**Task requirements**
Scan the lines below for the string "measures" and copy every one that has it.

**Material**
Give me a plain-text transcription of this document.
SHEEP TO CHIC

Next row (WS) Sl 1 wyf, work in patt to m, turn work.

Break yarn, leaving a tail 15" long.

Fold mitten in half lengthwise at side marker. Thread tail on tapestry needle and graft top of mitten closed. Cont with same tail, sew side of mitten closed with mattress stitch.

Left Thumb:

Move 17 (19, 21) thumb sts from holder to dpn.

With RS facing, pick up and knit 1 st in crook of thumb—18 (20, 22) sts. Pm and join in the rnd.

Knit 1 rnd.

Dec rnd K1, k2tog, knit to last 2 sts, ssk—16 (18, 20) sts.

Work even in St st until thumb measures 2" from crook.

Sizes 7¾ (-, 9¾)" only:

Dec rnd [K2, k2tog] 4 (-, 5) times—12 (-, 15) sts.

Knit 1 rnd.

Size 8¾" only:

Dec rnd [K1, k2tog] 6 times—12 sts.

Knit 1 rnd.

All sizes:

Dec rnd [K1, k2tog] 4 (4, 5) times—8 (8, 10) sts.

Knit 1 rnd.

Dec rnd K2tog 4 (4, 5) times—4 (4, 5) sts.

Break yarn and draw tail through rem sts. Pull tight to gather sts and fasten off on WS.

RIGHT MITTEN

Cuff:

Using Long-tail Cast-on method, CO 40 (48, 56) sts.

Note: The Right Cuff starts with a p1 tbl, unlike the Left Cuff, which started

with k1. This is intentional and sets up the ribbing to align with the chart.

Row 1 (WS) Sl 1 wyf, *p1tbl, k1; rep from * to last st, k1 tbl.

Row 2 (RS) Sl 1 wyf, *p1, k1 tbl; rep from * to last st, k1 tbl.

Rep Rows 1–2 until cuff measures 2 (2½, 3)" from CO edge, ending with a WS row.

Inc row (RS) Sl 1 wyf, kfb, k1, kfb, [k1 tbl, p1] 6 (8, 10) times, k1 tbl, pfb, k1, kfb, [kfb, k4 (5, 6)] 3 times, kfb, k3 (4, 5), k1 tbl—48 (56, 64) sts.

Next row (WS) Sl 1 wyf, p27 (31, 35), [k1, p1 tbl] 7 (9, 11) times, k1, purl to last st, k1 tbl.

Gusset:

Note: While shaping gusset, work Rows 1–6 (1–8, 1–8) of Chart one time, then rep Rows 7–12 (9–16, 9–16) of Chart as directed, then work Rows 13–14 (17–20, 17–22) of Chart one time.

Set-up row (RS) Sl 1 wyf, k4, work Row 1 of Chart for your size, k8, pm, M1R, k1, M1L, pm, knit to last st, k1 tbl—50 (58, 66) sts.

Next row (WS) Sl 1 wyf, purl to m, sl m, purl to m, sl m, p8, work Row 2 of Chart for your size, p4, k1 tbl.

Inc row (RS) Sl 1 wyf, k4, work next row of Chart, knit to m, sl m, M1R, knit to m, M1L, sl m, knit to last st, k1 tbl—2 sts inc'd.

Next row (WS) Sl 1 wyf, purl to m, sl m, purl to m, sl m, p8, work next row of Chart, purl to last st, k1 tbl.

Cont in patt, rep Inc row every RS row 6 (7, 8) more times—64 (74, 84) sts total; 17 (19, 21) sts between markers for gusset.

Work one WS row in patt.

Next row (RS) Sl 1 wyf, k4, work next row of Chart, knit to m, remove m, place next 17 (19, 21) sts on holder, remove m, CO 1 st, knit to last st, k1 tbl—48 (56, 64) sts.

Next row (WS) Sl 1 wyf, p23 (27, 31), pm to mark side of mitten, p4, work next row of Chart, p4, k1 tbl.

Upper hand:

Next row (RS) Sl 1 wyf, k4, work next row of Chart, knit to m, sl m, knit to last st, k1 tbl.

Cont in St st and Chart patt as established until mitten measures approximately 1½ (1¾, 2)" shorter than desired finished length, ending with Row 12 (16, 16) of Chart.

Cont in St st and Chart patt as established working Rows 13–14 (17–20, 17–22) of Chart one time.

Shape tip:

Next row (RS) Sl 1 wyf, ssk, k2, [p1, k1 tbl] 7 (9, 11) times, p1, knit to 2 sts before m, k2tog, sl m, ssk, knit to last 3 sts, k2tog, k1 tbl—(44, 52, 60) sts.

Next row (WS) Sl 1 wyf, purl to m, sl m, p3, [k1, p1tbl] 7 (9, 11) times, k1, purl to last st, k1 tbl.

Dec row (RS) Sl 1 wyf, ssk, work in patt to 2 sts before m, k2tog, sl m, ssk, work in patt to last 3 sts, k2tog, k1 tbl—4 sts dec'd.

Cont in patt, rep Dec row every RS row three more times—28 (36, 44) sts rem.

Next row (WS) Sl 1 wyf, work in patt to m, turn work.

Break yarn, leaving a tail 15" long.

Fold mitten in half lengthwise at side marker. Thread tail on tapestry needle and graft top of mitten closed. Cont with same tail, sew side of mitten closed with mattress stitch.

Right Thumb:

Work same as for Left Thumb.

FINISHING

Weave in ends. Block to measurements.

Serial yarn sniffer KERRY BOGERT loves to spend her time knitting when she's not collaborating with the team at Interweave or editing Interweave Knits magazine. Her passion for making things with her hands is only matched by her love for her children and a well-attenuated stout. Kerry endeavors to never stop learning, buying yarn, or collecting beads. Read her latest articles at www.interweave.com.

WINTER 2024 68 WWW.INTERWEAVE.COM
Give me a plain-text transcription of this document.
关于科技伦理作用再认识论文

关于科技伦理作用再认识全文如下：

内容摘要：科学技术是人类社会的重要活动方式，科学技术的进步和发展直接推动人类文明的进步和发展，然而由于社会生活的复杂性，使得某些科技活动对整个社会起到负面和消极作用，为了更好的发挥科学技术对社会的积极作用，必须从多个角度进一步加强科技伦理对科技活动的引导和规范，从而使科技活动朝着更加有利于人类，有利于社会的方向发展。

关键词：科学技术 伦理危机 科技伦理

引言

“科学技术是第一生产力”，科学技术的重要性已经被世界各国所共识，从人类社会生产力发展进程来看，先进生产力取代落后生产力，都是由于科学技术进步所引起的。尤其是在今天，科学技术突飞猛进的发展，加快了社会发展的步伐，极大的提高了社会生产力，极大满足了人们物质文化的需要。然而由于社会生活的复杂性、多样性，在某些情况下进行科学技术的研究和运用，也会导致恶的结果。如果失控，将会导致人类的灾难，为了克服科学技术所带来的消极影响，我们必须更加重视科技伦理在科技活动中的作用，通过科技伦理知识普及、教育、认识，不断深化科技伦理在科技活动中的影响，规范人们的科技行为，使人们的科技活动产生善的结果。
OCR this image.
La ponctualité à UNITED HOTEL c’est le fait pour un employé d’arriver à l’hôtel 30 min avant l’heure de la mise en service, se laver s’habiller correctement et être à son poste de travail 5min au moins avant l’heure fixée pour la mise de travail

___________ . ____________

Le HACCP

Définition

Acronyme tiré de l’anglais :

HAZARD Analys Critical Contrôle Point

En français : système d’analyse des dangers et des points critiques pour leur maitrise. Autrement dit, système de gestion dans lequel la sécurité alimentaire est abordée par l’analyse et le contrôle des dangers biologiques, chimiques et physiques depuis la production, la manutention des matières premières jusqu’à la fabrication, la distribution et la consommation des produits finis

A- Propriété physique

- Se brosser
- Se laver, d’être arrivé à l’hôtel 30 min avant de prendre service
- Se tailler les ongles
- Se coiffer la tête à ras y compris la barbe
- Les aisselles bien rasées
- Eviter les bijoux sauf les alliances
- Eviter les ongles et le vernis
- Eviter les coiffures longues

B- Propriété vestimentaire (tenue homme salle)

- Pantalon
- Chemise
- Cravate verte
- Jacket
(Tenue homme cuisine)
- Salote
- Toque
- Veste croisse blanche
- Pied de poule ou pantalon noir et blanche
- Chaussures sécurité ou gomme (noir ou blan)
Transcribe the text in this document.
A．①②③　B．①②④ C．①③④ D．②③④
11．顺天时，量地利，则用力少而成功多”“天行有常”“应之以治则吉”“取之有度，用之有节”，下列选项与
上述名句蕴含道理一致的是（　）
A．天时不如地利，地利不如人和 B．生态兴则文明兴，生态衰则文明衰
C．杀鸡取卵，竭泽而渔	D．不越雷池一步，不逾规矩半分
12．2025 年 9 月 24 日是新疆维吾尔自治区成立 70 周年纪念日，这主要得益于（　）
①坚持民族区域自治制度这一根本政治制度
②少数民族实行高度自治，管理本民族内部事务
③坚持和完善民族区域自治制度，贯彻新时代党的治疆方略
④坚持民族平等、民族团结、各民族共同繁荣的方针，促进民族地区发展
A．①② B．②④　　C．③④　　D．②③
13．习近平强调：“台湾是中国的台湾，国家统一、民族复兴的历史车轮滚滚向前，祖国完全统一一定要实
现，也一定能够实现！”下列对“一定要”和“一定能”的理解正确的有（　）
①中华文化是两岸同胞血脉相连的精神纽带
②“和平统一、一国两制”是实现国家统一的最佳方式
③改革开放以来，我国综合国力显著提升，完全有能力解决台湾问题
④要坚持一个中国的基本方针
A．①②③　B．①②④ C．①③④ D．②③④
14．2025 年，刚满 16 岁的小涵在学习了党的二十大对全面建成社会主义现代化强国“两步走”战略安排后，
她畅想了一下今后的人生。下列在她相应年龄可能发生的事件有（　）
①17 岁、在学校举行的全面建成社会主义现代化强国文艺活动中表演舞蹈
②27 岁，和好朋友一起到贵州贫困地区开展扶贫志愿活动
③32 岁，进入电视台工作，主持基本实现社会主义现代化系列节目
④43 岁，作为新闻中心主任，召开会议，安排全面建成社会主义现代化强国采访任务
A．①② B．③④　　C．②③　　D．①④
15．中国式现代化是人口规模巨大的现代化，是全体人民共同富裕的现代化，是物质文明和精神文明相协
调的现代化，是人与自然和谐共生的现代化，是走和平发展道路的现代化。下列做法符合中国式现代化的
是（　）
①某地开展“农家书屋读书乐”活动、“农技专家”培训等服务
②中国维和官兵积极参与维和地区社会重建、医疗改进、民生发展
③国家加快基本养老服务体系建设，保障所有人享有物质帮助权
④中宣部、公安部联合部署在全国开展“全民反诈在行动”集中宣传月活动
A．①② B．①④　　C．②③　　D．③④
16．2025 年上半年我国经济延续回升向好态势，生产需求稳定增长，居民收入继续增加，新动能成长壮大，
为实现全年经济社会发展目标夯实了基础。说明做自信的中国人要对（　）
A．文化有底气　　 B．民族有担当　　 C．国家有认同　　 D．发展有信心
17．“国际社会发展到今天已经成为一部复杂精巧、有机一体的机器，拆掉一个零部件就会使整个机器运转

**The answer**
Work even in St st until thumb measures 2" from crook.
Rep Rows 1–2 until cuff measures 2 (2½, 3)" from CO edge, ending with a WS row.
Cont in St st and Chart patt as established until mitten measures approximately 1½ (1¾, 2)" shorter than desired finished length, ending with Row 12 (16, 16) of Chart.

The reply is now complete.